* [What you will do]: Express the lines from the one containing "Patent image size: (573, 594)." down through the one containing "The first locking hole 70 is at (310, 472)." as a JSON list of strings, one string per line. Leave out blank lines, and include both end lines.
────────────────
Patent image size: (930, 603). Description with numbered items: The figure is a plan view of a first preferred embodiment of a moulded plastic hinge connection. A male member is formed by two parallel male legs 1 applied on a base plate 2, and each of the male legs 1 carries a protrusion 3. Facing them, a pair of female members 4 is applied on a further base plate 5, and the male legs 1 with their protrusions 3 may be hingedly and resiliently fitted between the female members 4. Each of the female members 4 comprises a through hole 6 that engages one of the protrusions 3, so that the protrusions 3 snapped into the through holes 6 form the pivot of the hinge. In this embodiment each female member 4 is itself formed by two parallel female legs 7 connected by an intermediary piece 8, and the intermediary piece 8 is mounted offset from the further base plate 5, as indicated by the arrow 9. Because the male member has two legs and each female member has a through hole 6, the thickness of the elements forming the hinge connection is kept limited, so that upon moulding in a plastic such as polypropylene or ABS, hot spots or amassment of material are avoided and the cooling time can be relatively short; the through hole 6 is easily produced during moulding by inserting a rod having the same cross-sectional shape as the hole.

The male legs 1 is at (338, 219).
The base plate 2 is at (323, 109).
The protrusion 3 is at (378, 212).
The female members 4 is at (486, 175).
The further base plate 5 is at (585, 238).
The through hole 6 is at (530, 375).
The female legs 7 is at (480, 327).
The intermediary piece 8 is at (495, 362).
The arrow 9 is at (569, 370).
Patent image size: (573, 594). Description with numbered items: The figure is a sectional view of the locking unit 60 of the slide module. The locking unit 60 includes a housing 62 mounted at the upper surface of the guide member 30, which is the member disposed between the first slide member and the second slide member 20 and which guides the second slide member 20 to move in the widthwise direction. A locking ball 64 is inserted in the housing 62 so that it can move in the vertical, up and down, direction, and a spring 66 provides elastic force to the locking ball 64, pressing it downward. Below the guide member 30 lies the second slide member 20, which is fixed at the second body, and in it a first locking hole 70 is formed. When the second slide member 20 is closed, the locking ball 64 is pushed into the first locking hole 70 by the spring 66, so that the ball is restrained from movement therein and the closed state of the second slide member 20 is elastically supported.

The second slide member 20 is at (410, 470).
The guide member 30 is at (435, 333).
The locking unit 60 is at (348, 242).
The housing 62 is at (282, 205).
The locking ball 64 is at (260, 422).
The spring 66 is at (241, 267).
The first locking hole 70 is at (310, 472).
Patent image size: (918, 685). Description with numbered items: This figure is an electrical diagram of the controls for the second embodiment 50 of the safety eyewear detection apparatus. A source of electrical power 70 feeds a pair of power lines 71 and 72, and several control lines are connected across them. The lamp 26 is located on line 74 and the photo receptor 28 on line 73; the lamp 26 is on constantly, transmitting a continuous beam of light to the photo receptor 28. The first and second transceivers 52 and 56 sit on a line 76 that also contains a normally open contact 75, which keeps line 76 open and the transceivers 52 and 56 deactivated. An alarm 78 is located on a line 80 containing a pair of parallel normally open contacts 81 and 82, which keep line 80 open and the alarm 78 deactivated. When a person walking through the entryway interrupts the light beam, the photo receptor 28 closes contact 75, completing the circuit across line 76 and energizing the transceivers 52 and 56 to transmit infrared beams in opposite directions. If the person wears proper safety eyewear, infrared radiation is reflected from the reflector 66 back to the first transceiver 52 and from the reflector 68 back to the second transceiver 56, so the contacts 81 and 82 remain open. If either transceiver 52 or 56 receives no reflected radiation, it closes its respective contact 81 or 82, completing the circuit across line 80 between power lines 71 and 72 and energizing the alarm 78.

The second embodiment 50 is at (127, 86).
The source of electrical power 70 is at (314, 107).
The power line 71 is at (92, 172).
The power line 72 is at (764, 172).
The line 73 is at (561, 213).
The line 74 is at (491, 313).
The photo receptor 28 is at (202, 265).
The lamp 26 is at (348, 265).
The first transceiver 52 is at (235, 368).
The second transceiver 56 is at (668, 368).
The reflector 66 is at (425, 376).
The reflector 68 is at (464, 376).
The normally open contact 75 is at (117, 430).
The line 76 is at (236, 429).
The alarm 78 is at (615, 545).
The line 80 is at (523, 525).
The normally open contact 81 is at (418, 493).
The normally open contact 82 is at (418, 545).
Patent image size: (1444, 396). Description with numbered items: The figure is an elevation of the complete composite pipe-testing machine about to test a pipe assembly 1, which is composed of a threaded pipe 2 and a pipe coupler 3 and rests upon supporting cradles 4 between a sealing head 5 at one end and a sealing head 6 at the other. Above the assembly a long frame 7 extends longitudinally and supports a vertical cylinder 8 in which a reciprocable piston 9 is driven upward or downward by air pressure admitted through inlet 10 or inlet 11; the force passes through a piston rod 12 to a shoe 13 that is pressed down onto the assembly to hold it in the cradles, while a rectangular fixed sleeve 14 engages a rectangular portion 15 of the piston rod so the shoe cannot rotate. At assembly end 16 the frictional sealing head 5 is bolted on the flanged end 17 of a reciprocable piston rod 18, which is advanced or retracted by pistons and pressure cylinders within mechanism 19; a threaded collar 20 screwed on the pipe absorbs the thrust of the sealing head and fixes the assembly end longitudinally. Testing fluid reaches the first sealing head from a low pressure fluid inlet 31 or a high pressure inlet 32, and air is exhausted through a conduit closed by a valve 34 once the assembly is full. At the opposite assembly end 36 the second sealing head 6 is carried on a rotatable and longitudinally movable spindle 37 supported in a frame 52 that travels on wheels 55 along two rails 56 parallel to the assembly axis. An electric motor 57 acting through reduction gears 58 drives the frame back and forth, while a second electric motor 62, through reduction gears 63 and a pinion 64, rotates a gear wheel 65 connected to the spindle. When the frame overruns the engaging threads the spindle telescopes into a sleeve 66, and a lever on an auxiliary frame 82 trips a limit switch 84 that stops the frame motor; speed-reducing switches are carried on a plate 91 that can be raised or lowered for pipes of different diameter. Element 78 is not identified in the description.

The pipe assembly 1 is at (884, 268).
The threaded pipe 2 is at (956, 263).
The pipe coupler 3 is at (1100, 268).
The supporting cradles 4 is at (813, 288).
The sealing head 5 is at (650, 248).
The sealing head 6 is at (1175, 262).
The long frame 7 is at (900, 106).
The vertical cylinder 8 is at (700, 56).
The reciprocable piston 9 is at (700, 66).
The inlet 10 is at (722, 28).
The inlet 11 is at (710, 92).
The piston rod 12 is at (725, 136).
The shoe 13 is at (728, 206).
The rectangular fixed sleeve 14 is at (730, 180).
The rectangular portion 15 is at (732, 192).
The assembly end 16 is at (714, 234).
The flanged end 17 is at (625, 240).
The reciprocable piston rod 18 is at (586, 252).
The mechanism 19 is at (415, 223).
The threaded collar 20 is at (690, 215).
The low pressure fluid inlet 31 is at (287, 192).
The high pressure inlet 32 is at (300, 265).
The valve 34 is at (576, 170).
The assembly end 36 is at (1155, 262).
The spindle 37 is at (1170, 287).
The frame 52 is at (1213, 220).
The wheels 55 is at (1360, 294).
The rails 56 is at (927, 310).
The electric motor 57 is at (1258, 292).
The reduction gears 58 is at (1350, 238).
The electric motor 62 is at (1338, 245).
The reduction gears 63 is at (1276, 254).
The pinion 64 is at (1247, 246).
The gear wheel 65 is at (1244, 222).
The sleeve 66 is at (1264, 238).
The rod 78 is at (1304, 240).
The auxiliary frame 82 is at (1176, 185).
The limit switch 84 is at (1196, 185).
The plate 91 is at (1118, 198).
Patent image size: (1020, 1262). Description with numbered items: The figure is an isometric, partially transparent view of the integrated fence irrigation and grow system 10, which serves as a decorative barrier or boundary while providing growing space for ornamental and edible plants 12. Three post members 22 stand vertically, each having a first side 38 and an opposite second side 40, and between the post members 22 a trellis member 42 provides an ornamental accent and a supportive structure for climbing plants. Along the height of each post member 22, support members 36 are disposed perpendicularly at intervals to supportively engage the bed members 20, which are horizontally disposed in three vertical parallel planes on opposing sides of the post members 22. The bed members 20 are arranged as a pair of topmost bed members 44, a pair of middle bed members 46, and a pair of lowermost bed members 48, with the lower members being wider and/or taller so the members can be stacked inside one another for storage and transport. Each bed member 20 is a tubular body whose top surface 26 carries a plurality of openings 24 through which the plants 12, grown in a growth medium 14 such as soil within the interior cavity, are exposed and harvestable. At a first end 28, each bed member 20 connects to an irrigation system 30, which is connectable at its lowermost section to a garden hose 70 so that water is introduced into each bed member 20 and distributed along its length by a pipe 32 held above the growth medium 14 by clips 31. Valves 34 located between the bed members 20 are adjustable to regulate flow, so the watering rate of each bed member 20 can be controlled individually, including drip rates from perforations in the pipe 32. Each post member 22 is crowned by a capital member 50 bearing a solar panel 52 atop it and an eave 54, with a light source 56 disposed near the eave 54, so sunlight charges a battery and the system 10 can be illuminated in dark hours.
────────────────
* [Output of the task]:
[
  "Patent image size: (573, 594). Description with numbered items: The figure is a sectional view of the locking unit 60 of the slide module. The locking unit 60 includes a housing 62 mounted at the upper surface of the guide member 30, which is the member disposed between the first slide member and the second slide member 20 and which guides the second slide member 20 to move in the widthwise direction. A locking ball 64 is inserted in the housing 62 so that it can move in the vertical, up and down, direction, and a spring 66 provides elastic force to the locking ball 64, pressing it downward. Below the guide member 30 lies the second slide member 20, which is fixed at the second body, and in it a first locking hole 70 is formed. When the second slide member 20 is closed, the locking ball 64 is pushed into the first locking hole 70 by the spring 66, so that the ball is restrained from movement therein and the closed state of the second slide member 20 is elastically supported.",
  "The second slide member 20 is at (410, 470).",
  "The guide member 30 is at (435, 333).",
  "The locking unit 60 is at (348, 242).",
  "The housing 62 is at (282, 205).",
  "The locking ball 64 is at (260, 422).",
  "The spring 66 is at (241, 267).",
  "The first locking hole 70 is at (310, 472)."
]